Recorded information:
::::::::::
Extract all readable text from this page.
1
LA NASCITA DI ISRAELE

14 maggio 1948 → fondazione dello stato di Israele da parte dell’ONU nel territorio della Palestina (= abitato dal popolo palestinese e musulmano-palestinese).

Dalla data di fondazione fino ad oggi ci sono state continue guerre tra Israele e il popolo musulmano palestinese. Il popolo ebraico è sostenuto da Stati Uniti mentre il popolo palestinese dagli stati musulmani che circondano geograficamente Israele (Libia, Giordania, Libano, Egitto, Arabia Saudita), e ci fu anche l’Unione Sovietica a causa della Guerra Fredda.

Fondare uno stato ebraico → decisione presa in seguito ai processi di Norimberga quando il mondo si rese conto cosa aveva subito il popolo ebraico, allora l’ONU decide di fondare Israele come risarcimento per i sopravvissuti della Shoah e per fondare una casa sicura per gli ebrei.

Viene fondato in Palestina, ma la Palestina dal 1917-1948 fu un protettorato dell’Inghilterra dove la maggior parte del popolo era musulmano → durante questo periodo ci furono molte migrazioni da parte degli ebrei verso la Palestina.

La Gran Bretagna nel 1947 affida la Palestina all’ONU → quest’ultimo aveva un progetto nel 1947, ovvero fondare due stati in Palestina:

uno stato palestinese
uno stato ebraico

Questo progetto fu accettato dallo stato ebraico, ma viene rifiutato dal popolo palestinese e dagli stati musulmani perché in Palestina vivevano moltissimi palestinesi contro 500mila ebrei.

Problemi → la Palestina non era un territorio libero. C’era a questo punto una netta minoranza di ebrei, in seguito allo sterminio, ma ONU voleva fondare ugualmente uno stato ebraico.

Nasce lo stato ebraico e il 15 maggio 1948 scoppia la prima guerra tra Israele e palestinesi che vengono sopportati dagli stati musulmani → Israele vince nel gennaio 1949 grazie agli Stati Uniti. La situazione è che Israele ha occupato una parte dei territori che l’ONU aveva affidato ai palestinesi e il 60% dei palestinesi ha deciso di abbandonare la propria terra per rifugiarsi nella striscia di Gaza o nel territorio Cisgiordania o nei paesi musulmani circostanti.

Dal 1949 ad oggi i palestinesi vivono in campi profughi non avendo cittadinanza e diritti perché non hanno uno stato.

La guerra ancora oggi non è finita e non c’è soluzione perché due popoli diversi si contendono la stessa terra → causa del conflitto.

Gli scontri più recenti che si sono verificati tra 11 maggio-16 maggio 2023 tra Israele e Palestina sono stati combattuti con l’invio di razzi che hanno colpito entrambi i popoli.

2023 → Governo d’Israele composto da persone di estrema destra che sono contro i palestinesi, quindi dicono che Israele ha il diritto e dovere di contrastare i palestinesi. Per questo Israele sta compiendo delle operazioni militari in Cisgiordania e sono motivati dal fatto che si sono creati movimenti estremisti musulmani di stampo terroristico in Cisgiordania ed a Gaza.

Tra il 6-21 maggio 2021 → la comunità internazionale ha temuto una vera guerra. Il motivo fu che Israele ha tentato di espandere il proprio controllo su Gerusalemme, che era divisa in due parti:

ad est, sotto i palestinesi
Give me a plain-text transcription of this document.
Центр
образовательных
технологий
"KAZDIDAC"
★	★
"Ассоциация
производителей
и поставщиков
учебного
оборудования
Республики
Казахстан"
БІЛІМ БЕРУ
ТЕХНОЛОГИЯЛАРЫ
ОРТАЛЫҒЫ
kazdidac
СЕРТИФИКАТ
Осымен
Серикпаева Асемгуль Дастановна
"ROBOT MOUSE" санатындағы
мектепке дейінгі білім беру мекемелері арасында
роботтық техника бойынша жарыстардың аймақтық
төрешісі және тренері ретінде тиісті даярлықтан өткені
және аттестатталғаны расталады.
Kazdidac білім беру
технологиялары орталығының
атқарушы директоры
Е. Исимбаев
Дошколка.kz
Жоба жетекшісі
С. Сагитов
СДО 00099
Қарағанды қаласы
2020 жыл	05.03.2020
::::::::::
Direction: Return all the data exactly as given.

The result:
Extract all readable text from this page.
1
LA NASCITA DI ISRAELE

14 maggio 1948 → fondazione dello stato di Israele da parte dell’ONU nel territorio della Palestina (= abitato dal popolo palestinese e musulmano-palestinese).

Dalla data di fondazione fino ad oggi ci sono state continue guerre tra Israele e il popolo musulmano palestinese. Il popolo ebraico è sostenuto da Stati Uniti mentre il popolo palestinese dagli stati musulmani che circondano geograficamente Israele (Libia, Giordania, Libano, Egitto, Arabia Saudita), e ci fu anche l’Unione Sovietica a causa della Guerra Fredda.

Fondare uno stato ebraico → decisione presa in seguito ai processi di Norimberga quando il mondo si rese conto cosa aveva subito il popolo ebraico, allora l’ONU decide di fondare Israele come risarcimento per i sopravvissuti della Shoah e per fondare una casa sicura per gli ebrei.

Viene fondato in Palestina, ma la Palestina dal 1917-1948 fu un protettorato dell’Inghilterra dove la maggior parte del popolo era musulmano → durante questo periodo ci furono molte migrazioni da parte degli ebrei verso la Palestina.

La Gran Bretagna nel 1947 affida la Palestina all’ONU → quest’ultimo aveva un progetto nel 1947, ovvero fondare due stati in Palestina:

uno stato palestinese
uno stato ebraico

Questo progetto fu accettato dallo stato ebraico, ma viene rifiutato dal popolo palestinese e dagli stati musulmani perché in Palestina vivevano moltissimi palestinesi contro 500mila ebrei.

Problemi → la Palestina non era un territorio libero. C’era a questo punto una netta minoranza di ebrei, in seguito allo sterminio, ma ONU voleva fondare ugualmente uno stato ebraico.

Nasce lo stato ebraico e il 15 maggio 1948 scoppia la prima guerra tra Israele e palestinesi che vengono sopportati dagli stati musulmani → Israele vince nel gennaio 1949 grazie agli Stati Uniti. La situazione è che Israele ha occupato una parte dei territori che l’ONU aveva affidato ai palestinesi e il 60% dei palestinesi ha deciso di abbandonare la propria terra per rifugiarsi nella striscia di Gaza o nel territorio Cisgiordania o nei paesi musulmani circostanti.

Dal 1949 ad oggi i palestinesi vivono in campi profughi non avendo cittadinanza e diritti perché non hanno uno stato.

La guerra ancora oggi non è finita e non c’è soluzione perché due popoli diversi si contendono la stessa terra → causa del conflitto.

Gli scontri più recenti che si sono verificati tra 11 maggio-16 maggio 2023 tra Israele e Palestina sono stati combattuti con l’invio di razzi che hanno colpito entrambi i popoli.

2023 → Governo d’Israele composto da persone di estrema destra che sono contro i palestinesi, quindi dicono che Israele ha il diritto e dovere di contrastare i palestinesi. Per questo Israele sta compiendo delle operazioni militari in Cisgiordania e sono motivati dal fatto che si sono creati movimenti estremisti musulmani di stampo terroristico in Cisgiordania ed a Gaza.

Tra il 6-21 maggio 2021 → la comunità internazionale ha temuto una vera guerra. Il motivo fu che Israele ha tentato di espandere il proprio controllo su Gerusalemme, che era divisa in due parti:

ad est, sotto i palestinesi
Give me a plain-text transcription of this document.
Центр
образовательных
технологий
"KAZDIDAC"
★	★
"Ассоциация
производителей
и поставщиков
учебного
оборудования
Республики
Казахстан"
БІЛІМ БЕРУ
ТЕХНОЛОГИЯЛАРЫ
ОРТАЛЫҒЫ
kazdidac
СЕРТИФИКАТ
Осымен
Серикпаева Асемгуль Дастановна
"ROBOT MOUSE" санатындағы
мектепке дейінгі білім беру мекемелері арасында
роботтық техника бойынша жарыстардың аймақтық
төрешісі және тренері ретінде тиісті даярлықтан өткені
және аттестатталғаны расталады.
Kazdidac білім беру
технологиялары орталығының
атқарушы директоры
Е. Исимбаев
Дошколка.kz
Жоба жетекшісі
С. Сагитов
СДО 00099
Қарағанды қаласы
2020 жыл	05.03.2020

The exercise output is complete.